-- begin Dataset --
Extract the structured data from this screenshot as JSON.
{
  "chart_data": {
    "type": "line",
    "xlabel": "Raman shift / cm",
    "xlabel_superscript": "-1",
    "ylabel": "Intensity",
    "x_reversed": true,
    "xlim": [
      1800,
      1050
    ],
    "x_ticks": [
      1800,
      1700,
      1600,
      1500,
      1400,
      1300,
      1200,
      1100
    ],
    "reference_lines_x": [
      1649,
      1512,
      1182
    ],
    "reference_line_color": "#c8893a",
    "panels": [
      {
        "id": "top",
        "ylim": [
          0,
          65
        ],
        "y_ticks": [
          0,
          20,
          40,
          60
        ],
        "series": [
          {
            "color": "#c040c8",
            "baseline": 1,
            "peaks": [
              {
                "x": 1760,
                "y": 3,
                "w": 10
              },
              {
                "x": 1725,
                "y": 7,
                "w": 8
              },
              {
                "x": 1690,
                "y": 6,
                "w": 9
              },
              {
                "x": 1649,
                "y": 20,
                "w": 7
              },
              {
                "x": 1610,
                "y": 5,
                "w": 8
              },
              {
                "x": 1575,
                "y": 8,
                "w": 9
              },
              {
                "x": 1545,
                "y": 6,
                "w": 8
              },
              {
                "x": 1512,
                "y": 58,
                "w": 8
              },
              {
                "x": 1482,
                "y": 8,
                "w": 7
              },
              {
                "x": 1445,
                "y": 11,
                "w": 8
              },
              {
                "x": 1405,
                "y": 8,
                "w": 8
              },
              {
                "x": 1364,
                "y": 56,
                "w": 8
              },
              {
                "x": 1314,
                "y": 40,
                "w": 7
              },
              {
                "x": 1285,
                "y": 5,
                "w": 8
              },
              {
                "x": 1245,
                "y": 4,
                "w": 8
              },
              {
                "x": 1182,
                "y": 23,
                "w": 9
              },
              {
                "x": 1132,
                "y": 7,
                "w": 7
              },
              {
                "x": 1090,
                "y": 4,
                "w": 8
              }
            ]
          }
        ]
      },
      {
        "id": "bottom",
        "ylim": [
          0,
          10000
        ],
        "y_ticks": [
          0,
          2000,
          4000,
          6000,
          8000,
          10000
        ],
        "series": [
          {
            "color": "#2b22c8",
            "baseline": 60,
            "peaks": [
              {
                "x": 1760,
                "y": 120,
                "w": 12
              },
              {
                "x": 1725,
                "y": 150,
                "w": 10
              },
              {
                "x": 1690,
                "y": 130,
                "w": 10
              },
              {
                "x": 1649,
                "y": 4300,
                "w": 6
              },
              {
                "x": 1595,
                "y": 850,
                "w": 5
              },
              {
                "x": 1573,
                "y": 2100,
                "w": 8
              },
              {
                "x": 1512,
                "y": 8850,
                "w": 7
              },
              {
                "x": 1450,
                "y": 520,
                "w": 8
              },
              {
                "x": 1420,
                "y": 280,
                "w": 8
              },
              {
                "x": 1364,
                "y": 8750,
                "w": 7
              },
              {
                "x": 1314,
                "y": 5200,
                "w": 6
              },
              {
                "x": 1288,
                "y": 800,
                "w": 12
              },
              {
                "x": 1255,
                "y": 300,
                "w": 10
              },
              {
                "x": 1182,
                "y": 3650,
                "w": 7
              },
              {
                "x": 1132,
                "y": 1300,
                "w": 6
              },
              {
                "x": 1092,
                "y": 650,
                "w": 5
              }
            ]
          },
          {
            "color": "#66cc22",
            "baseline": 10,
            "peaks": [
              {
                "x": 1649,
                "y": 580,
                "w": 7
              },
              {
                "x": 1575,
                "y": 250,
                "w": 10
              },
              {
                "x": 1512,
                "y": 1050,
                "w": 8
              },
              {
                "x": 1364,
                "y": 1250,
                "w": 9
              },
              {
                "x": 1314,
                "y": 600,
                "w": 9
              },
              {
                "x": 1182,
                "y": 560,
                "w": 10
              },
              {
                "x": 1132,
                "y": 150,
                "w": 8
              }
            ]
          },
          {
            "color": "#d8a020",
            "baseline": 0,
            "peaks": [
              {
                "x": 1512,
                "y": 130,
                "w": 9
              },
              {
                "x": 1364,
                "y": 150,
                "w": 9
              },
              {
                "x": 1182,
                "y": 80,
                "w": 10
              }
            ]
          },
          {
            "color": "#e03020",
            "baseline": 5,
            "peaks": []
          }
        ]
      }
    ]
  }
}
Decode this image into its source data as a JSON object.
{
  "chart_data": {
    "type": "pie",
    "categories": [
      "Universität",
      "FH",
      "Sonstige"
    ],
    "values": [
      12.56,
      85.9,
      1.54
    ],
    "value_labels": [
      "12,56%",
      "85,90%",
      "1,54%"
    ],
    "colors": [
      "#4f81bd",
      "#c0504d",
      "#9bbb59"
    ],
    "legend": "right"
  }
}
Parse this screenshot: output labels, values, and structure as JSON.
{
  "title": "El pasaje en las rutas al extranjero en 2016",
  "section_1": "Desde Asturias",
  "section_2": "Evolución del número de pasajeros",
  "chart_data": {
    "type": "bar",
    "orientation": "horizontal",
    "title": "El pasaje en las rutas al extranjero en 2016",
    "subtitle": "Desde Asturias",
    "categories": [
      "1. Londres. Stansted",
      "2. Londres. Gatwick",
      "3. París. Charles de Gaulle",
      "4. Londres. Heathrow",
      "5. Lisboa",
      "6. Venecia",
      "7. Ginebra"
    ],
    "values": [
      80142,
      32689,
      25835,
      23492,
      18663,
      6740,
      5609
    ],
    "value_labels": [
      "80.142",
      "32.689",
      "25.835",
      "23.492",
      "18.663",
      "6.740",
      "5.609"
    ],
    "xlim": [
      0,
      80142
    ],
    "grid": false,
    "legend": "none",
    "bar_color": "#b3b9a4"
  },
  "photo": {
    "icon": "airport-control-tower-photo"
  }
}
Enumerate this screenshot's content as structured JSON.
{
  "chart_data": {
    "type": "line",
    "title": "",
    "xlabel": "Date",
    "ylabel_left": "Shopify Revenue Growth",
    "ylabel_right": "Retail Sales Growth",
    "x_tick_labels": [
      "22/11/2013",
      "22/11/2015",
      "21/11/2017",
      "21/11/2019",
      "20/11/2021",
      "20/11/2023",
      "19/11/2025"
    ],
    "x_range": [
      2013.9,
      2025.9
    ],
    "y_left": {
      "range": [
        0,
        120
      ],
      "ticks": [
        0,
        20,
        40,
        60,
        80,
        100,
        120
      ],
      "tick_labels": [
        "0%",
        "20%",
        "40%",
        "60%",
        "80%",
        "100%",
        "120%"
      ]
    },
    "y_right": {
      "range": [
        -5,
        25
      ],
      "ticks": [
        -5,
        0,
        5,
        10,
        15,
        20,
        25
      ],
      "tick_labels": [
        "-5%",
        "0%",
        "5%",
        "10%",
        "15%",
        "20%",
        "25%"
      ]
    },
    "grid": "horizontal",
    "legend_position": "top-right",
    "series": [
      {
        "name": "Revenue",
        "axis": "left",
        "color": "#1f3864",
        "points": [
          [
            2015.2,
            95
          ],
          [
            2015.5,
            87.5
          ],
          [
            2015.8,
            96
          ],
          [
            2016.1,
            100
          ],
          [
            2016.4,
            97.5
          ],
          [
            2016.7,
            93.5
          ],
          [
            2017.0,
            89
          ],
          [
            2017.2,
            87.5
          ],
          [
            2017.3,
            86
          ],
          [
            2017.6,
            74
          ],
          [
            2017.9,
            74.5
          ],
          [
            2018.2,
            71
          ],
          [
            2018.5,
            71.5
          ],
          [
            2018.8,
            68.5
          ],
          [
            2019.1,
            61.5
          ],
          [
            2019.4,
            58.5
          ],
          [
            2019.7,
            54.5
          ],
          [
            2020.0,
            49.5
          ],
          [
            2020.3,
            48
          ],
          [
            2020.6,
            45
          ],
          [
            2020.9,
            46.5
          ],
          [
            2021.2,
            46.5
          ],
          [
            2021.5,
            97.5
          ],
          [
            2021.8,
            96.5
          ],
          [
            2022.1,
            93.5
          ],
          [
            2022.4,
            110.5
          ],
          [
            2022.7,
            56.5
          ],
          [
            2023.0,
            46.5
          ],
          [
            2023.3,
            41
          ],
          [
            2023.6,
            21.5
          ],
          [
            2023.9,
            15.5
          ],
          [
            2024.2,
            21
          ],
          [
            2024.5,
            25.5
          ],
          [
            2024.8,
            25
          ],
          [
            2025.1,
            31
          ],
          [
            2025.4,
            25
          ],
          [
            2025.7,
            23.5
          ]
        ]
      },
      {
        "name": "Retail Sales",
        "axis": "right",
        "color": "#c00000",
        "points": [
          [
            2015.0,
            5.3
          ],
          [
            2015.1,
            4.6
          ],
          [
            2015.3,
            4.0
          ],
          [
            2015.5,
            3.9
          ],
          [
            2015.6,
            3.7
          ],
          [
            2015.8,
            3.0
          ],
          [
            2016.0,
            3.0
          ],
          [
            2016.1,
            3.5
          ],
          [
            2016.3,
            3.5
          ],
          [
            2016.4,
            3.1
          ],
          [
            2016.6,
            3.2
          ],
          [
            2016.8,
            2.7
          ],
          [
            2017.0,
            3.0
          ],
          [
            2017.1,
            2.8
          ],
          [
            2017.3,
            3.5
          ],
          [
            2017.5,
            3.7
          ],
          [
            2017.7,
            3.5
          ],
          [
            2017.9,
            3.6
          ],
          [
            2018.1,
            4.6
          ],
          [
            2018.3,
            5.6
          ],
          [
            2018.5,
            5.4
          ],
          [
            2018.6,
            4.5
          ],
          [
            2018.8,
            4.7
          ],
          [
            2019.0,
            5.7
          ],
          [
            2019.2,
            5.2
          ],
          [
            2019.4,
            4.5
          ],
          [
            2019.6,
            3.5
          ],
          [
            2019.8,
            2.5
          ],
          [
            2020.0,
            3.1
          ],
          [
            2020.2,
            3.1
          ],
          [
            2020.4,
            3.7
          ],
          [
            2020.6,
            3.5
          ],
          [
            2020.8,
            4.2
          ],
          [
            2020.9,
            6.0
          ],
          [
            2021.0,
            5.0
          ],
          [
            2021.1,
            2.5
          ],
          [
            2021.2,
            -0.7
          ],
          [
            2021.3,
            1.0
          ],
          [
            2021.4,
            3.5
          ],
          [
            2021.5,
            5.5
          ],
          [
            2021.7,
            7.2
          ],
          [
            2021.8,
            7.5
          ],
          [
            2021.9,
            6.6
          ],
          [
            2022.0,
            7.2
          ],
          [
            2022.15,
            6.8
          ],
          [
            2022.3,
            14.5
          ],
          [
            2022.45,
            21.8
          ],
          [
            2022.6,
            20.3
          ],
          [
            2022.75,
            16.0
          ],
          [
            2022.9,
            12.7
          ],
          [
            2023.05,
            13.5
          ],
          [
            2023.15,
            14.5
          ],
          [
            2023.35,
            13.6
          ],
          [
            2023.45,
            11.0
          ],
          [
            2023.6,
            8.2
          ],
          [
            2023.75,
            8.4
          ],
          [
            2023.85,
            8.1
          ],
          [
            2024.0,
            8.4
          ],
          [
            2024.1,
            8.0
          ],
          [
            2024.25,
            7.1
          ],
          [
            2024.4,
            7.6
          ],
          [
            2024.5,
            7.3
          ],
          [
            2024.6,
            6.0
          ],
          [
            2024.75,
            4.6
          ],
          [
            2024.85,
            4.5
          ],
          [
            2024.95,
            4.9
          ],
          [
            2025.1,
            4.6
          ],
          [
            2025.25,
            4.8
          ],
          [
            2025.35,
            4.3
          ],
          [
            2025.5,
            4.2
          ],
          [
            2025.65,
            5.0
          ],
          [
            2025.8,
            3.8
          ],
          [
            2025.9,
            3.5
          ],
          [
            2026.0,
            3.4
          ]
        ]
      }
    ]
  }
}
-- end Dataset --
**Work to complete:** Which lines hold the string "Asturias"? List them all.

**Exercise solution:**
  "section_1": "Desde Asturias",
    "subtitle": "Desde Asturias",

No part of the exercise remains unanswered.